Your goal
Omit the pictures, then reproduce every remaining record exactly.

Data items

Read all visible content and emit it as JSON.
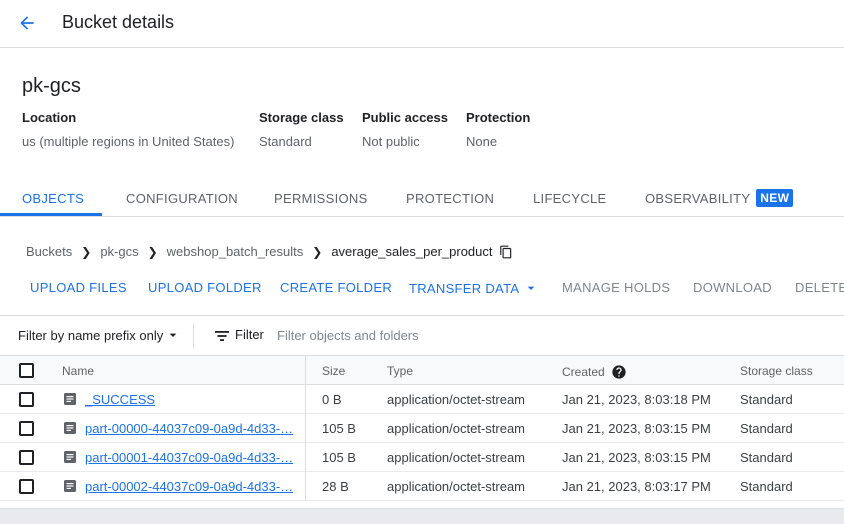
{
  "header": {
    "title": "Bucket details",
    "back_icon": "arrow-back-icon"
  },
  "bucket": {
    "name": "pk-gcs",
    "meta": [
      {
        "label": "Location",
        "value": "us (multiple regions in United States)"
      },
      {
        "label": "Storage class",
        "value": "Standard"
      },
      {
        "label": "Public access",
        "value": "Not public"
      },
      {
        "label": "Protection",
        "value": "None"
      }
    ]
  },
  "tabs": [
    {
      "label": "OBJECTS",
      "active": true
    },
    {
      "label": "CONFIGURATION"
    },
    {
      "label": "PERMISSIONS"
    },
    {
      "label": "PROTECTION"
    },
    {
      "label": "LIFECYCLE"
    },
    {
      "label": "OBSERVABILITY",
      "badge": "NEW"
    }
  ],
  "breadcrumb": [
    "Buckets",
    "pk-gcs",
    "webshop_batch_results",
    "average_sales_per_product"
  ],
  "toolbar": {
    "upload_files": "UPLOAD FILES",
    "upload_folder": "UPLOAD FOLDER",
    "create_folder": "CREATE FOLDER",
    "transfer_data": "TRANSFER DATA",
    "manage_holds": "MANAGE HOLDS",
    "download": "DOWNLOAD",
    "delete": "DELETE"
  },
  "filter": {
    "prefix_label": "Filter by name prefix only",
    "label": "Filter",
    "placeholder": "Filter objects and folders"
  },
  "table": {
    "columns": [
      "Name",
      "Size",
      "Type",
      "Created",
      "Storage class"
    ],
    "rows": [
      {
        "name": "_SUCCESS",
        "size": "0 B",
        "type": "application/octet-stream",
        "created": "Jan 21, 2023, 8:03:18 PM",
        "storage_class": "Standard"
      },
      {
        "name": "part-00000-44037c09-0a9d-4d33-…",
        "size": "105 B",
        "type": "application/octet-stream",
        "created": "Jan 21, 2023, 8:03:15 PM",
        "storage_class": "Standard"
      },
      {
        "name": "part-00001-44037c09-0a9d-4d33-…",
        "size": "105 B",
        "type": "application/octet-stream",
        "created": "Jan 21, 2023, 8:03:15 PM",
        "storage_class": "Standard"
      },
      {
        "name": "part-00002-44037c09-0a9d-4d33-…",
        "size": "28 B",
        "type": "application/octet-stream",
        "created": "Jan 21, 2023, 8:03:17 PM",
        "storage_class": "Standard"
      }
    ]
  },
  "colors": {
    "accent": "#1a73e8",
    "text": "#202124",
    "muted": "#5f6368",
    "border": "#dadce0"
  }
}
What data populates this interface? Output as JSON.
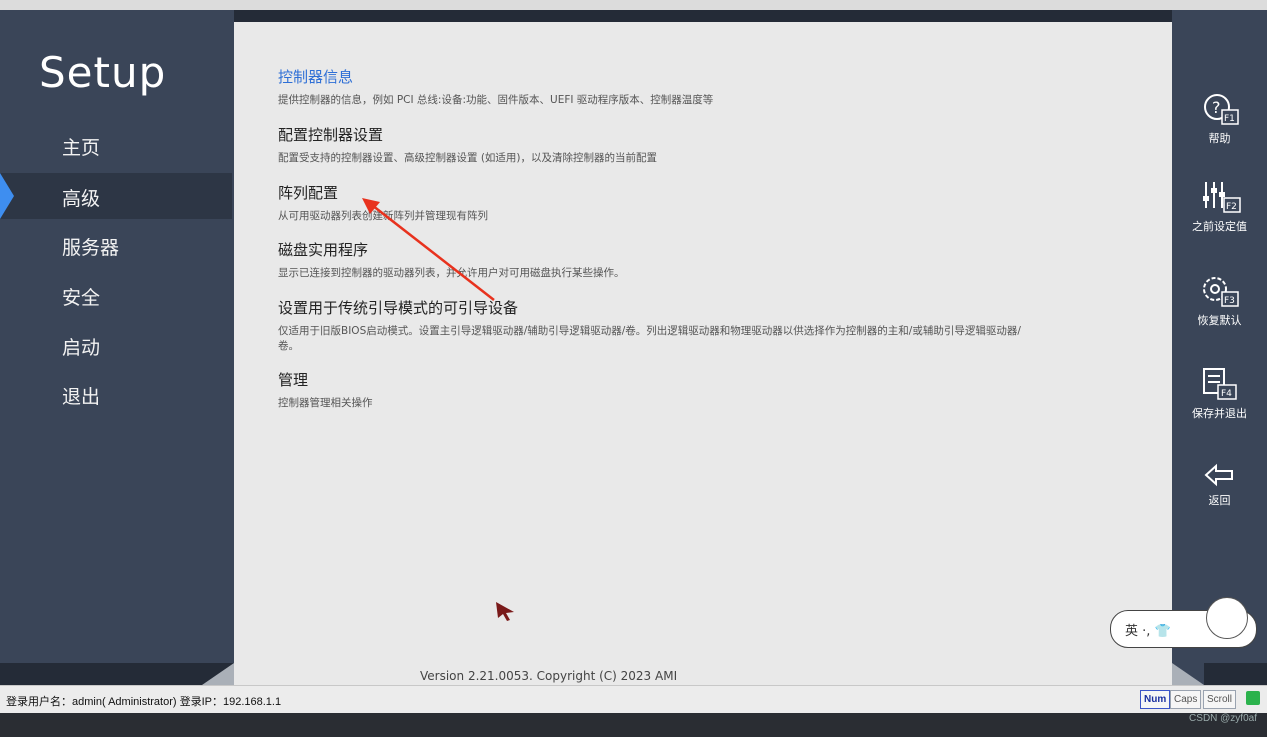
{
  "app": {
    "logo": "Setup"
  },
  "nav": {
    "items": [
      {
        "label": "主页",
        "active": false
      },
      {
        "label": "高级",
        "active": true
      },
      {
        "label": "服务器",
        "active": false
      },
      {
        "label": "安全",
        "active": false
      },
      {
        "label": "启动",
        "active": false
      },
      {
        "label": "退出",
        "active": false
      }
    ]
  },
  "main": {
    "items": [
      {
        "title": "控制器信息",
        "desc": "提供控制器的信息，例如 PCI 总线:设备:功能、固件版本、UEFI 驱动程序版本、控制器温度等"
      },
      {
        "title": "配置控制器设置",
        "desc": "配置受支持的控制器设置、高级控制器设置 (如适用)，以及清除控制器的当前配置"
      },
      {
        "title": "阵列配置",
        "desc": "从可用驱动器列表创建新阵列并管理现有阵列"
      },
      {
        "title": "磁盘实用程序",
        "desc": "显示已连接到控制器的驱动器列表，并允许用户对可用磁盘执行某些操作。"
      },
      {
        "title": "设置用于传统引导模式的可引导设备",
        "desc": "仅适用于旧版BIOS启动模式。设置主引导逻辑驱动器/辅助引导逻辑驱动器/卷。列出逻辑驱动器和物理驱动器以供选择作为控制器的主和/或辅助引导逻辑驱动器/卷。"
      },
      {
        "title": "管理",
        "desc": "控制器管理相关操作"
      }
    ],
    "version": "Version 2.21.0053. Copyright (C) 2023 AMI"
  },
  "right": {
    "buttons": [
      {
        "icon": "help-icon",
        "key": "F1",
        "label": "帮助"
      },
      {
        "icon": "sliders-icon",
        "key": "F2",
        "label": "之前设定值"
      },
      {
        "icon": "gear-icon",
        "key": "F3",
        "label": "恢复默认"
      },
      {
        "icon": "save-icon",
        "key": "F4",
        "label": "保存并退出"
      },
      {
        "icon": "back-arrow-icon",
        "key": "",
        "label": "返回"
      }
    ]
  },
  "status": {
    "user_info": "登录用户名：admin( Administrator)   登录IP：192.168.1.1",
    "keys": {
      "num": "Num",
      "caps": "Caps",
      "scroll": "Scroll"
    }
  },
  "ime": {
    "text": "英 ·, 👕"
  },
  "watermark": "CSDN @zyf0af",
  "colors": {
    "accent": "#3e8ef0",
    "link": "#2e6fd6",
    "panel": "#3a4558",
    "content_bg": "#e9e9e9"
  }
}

Finished task
Read all visible content and emit it as JSON.
{
  "header": {
    "title": "Bucket details",
    "back_icon": "arrow-back-icon"
  },
  "bucket": {
    "name": "pk-gcs",
    "meta": [
      {
        "label": "Location",
        "value": "us (multiple regions in United States)"
      },
      {
        "label": "Storage class",
        "value": "Standard"
      },
      {
        "label": "Public access",
        "value": "Not public"
      },
      {
        "label": "Protection",
        "value": "None"
      }
    ]
  },
  "tabs": [
    {
      "label": "OBJECTS",
      "active": true
    },
    {
      "label": "CONFIGURATION"
    },
    {
      "label": "PERMISSIONS"
    },
    {
      "label": "PROTECTION"
    },
    {
      "label": "LIFECYCLE"
    },
    {
      "label": "OBSERVABILITY",
      "badge": "NEW"
    }
  ],
  "breadcrumb": [
    "Buckets",
    "pk-gcs",
    "webshop_batch_results",
    "average_sales_per_product"
  ],
  "toolbar": {
    "upload_files": "UPLOAD FILES",
    "upload_folder": "UPLOAD FOLDER",
    "create_folder": "CREATE FOLDER",
    "transfer_data": "TRANSFER DATA",
    "manage_holds": "MANAGE HOLDS",
    "download": "DOWNLOAD",
    "delete": "DELETE"
  },
  "filter": {
    "prefix_label": "Filter by name prefix only",
    "label": "Filter",
    "placeholder": "Filter objects and folders"
  },
  "table": {
    "columns": [
      "Name",
      "Size",
      "Type",
      "Created",
      "Storage class"
    ],
    "rows": [
      {
        "name": "_SUCCESS",
        "size": "0 B",
        "type": "application/octet-stream",
        "created": "Jan 21, 2023, 8:03:18 PM",
        "storage_class": "Standard"
      },
      {
        "name": "part-00000-44037c09-0a9d-4d33-…",
        "size": "105 B",
        "type": "application/octet-stream",
        "created": "Jan 21, 2023, 8:03:15 PM",
        "storage_class": "Standard"
      },
      {
        "name": "part-00001-44037c09-0a9d-4d33-…",
        "size": "105 B",
        "type": "application/octet-stream",
        "created": "Jan 21, 2023, 8:03:15 PM",
        "storage_class": "Standard"
      },
      {
        "name": "part-00002-44037c09-0a9d-4d33-…",
        "size": "28 B",
        "type": "application/octet-stream",
        "created": "Jan 21, 2023, 8:03:17 PM",
        "storage_class": "Standard"
      }
    ]
  },
  "colors": {
    "accent": "#1a73e8",
    "text": "#202124",
    "muted": "#5f6368",
    "border": "#dadce0"
  }
}
What data populates this interface? Output as JSON.
{
  "app": {
    "logo": "Setup"
  },
  "nav": {
    "items": [
      {
        "label": "主页",
        "active": false
      },
      {
        "label": "高级",
        "active": true
      },
      {
        "label": "服务器",
        "active": false
      },
      {
        "label": "安全",
        "active": false
      },
      {
        "label": "启动",
        "active": false
      },
      {
        "label": "退出",
        "active": false
      }
    ]
  },
  "main": {
    "items": [
      {
        "title": "控制器信息",
        "desc": "提供控制器的信息，例如 PCI 总线:设备:功能、固件版本、UEFI 驱动程序版本、控制器温度等"
      },
      {
        "title": "配置控制器设置",
        "desc": "配置受支持的控制器设置、高级控制器设置 (如适用)，以及清除控制器的当前配置"
      },
      {
        "title": "阵列配置",
        "desc": "从可用驱动器列表创建新阵列并管理现有阵列"
      },
      {
        "title": "磁盘实用程序",
        "desc": "显示已连接到控制器的驱动器列表，并允许用户对可用磁盘执行某些操作。"
      },
      {
        "title": "设置用于传统引导模式的可引导设备",
        "desc": "仅适用于旧版BIOS启动模式。设置主引导逻辑驱动器/辅助引导逻辑驱动器/卷。列出逻辑驱动器和物理驱动器以供选择作为控制器的主和/或辅助引导逻辑驱动器/卷。"
      },
      {
        "title": "管理",
        "desc": "控制器管理相关操作"
      }
    ],
    "version": "Version 2.21.0053. Copyright (C) 2023 AMI"
  },
  "right": {
    "buttons": [
      {
        "icon": "help-icon",
        "key": "F1",
        "label": "帮助"
      },
      {
        "icon": "sliders-icon",
        "key": "F2",
        "label": "之前设定值"
      },
      {
        "icon": "gear-icon",
        "key": "F3",
        "label": "恢复默认"
      },
      {
        "icon": "save-icon",
        "key": "F4",
        "label": "保存并退出"
      },
      {
        "icon": "back-arrow-icon",
        "key": "",
        "label": "返回"
      }
    ]
  },
  "status": {
    "user_info": "登录用户名：admin( Administrator)   登录IP：192.168.1.1",
    "keys": {
      "num": "Num",
      "caps": "Caps",
      "scroll": "Scroll"
    }
  },
  "ime": {
    "text": "英 ·, 👕"
  },
  "watermark": "CSDN @zyf0af",
  "colors": {
    "accent": "#3e8ef0",
    "link": "#2e6fd6",
    "panel": "#3a4558",
    "content_bg": "#e9e9e9"
  }
}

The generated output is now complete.